§ **REQUIRED TASK**
Format the lines of the entries as a numbered list, leaving out any blank lines, starting at the first line and ending at the line that contains "sidebar-item[interactable]: 收藏的内容 bbox=[0, 454, 141, 484]".

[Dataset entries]
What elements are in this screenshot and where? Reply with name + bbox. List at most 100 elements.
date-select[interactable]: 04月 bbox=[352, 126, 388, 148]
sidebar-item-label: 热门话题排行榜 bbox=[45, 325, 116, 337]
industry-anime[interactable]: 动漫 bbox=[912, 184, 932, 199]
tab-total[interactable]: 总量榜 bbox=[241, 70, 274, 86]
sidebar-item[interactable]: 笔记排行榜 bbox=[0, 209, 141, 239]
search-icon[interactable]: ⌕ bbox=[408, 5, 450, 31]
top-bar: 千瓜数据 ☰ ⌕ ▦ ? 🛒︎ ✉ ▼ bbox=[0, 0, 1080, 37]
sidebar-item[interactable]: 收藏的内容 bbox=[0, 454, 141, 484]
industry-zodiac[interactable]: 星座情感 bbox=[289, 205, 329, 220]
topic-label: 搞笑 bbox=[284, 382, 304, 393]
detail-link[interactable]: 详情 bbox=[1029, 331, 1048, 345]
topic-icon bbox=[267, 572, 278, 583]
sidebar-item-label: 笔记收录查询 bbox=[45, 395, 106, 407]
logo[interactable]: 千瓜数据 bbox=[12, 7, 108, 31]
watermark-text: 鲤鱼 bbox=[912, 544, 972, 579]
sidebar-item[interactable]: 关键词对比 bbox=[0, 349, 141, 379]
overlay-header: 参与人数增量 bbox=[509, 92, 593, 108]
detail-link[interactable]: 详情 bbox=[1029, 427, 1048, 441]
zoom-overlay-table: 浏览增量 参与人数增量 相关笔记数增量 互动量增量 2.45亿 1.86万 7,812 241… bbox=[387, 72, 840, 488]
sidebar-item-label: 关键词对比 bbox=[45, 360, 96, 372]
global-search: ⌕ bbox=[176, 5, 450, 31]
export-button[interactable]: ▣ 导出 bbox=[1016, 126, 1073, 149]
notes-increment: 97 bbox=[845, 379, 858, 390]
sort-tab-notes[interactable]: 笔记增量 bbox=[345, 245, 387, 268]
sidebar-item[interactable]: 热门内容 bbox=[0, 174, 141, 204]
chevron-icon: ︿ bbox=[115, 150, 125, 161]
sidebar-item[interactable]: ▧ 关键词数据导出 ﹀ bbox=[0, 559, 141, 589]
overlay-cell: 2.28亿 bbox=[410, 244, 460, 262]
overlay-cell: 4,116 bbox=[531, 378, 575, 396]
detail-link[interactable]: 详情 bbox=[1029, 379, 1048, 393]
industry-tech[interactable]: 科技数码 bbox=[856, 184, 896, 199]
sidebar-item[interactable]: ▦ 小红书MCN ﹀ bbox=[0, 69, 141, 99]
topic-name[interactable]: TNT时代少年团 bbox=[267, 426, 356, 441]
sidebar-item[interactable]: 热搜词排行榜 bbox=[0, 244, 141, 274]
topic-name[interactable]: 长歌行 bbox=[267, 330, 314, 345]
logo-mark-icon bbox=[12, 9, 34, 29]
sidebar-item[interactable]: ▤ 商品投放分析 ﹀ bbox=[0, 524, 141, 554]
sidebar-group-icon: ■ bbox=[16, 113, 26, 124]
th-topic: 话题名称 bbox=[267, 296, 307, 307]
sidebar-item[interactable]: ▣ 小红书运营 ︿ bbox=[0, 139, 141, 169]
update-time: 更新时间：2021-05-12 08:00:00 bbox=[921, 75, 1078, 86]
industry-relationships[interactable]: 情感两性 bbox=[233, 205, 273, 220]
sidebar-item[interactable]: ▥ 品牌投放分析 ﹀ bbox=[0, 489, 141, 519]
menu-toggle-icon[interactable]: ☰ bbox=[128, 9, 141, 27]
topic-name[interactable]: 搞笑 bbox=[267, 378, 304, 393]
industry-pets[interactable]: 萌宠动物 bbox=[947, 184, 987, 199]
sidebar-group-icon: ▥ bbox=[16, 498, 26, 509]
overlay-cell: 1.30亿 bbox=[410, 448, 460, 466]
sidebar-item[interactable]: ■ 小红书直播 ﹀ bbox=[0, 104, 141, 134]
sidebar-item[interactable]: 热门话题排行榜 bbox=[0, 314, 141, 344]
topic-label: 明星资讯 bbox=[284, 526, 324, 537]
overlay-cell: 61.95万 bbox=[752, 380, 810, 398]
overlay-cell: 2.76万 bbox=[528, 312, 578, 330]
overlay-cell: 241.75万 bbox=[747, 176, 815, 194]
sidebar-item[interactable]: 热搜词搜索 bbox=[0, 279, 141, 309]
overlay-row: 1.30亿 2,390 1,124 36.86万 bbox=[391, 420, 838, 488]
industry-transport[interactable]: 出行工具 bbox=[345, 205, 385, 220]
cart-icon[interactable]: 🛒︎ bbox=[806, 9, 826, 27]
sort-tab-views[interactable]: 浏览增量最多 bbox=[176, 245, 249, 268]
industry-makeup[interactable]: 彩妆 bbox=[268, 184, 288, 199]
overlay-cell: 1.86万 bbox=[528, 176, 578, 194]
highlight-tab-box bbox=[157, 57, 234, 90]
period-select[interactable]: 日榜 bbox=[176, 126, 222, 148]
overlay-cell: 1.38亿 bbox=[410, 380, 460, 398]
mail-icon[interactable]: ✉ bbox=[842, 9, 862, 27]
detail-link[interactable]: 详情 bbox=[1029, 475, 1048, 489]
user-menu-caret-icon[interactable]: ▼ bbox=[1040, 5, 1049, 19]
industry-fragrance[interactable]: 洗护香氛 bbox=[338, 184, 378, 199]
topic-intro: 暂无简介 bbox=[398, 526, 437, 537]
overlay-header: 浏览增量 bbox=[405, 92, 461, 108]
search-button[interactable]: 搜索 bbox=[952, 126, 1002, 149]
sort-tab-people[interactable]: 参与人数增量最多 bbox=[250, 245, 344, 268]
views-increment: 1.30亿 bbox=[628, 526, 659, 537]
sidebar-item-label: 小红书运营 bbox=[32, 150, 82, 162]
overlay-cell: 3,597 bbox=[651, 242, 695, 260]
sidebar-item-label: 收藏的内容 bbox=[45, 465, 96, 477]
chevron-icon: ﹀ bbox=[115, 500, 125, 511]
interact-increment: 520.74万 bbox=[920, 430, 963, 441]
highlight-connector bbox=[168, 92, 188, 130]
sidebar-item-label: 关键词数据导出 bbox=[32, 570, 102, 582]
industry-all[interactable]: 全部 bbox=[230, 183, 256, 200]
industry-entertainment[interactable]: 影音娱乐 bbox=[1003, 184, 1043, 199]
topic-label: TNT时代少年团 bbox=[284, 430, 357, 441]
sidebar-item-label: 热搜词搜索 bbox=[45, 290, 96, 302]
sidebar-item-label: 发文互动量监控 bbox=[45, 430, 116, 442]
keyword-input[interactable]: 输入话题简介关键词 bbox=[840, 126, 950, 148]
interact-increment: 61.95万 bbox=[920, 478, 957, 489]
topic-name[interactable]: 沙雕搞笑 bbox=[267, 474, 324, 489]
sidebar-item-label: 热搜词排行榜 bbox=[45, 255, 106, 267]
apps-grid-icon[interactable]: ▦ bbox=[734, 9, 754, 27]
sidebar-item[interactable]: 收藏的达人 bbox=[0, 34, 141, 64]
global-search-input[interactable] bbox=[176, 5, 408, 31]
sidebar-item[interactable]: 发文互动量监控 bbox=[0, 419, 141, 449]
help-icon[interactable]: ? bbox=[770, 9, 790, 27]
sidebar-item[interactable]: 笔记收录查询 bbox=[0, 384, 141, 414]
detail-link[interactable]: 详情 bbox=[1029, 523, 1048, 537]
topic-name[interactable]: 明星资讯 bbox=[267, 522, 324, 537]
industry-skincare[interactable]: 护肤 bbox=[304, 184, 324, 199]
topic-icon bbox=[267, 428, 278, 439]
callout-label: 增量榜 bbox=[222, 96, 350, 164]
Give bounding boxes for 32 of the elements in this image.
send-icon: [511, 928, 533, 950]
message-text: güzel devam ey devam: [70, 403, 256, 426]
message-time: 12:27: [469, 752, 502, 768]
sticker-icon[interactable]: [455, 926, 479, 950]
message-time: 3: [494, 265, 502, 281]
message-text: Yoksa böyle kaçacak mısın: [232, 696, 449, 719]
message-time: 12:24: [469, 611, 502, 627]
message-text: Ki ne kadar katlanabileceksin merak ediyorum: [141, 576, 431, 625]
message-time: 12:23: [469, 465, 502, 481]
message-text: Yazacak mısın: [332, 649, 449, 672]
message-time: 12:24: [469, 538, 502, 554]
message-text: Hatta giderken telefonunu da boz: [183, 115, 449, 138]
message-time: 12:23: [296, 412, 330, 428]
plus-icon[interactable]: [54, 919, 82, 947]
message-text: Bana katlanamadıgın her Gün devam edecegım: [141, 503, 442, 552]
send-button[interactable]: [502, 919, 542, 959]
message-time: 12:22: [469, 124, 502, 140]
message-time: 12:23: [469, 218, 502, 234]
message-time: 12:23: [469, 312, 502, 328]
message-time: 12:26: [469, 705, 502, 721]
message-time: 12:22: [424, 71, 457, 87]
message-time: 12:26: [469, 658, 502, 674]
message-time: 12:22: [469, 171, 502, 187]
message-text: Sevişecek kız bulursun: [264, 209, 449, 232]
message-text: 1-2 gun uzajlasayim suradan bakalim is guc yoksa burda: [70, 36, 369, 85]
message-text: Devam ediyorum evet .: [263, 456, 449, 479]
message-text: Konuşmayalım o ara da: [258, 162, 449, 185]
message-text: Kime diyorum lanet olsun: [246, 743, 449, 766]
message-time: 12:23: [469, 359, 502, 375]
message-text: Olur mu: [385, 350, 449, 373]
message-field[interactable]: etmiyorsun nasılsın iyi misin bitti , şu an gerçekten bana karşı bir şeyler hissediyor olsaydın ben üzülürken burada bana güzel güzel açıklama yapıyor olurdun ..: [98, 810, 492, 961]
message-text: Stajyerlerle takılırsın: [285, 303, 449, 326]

§ **ANSWER**
1. What elements are in this screenshot and where? Reply with name + bbox. List at most 100 elements.
2. date-select[interactable]: 04月 bbox=[352, 126, 388, 148]
3. sidebar-item-label: 热门话题排行榜 bbox=[45, 325, 116, 337]
4. industry-anime[interactable]: 动漫 bbox=[912, 184, 932, 199]
5. tab-total[interactable]: 总量榜 bbox=[241, 70, 274, 86]
6. sidebar-item[interactable]: 笔记排行榜 bbox=[0, 209, 141, 239]
7. search-icon[interactable]: ⌕ bbox=[408, 5, 450, 31]
8. top-bar: 千瓜数据 ☰ ⌕ ▦ ? 🛒︎ ✉ ▼ bbox=[0, 0, 1080, 37]
9. sidebar-item[interactable]: 收藏的内容 bbox=[0, 454, 141, 484]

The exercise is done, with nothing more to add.